■ Data to use:
+ + + + + + +

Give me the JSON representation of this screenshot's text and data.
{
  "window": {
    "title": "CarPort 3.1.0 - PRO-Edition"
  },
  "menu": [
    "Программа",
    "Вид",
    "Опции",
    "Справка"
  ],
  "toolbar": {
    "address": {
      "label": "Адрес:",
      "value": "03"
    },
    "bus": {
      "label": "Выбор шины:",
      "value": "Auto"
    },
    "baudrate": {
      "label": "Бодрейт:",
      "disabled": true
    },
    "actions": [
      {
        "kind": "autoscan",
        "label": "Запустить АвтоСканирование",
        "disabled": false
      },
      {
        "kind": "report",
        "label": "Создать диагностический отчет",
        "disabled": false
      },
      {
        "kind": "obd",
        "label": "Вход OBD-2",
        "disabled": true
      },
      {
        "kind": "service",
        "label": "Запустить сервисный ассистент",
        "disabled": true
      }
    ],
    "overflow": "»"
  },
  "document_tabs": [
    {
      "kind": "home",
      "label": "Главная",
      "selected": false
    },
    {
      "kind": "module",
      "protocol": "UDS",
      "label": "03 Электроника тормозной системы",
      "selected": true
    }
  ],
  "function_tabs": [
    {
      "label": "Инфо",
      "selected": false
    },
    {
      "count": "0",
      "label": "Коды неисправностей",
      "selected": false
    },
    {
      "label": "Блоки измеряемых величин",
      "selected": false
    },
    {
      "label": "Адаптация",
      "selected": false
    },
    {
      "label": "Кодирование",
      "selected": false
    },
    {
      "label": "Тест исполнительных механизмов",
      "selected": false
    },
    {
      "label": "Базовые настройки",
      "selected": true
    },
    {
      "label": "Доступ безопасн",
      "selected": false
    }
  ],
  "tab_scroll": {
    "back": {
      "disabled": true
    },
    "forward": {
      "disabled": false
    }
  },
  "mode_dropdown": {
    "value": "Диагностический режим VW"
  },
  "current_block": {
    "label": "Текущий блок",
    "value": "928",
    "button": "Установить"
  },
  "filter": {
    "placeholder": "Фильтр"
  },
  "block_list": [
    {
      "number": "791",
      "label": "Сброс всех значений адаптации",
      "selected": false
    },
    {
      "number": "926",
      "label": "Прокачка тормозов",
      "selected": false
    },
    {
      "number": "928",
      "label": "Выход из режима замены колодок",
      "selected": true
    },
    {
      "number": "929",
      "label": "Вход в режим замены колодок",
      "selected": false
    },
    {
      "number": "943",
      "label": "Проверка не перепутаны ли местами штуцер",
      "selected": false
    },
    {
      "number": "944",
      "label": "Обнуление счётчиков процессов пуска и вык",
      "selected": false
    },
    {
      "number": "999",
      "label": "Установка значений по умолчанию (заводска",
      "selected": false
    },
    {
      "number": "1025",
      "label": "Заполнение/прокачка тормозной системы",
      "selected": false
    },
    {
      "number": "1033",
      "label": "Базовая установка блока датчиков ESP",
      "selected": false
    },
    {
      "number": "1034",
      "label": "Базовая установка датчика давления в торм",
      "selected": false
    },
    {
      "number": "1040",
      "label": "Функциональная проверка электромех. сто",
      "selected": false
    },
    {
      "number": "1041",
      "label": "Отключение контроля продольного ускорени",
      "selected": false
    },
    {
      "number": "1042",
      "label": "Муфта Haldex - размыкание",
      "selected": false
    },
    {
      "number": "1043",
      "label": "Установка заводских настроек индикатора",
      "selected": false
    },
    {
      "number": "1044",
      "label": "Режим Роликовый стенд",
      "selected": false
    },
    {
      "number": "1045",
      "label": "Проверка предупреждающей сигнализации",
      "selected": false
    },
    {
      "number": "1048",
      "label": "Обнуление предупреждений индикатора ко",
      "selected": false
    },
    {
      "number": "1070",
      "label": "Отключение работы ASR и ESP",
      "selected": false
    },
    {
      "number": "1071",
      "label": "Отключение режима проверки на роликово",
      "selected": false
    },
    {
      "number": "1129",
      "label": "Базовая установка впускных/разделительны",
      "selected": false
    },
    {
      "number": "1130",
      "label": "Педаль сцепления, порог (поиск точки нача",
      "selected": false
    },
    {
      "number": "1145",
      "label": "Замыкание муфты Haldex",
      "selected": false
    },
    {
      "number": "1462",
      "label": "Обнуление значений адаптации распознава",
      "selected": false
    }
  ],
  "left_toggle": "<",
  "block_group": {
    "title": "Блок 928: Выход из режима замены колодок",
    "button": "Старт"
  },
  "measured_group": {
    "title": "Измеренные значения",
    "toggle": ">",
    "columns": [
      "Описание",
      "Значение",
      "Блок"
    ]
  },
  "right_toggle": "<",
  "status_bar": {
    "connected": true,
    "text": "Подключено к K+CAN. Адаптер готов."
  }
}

+ + + + + + +

■ Exercise details: Look through the entries above. Extract each line with the word "text".

■ Complete output:
Give me the JSON representation of this screenshot's text and data.
    "text": "Подключено к K+CAN. Адаптер готов."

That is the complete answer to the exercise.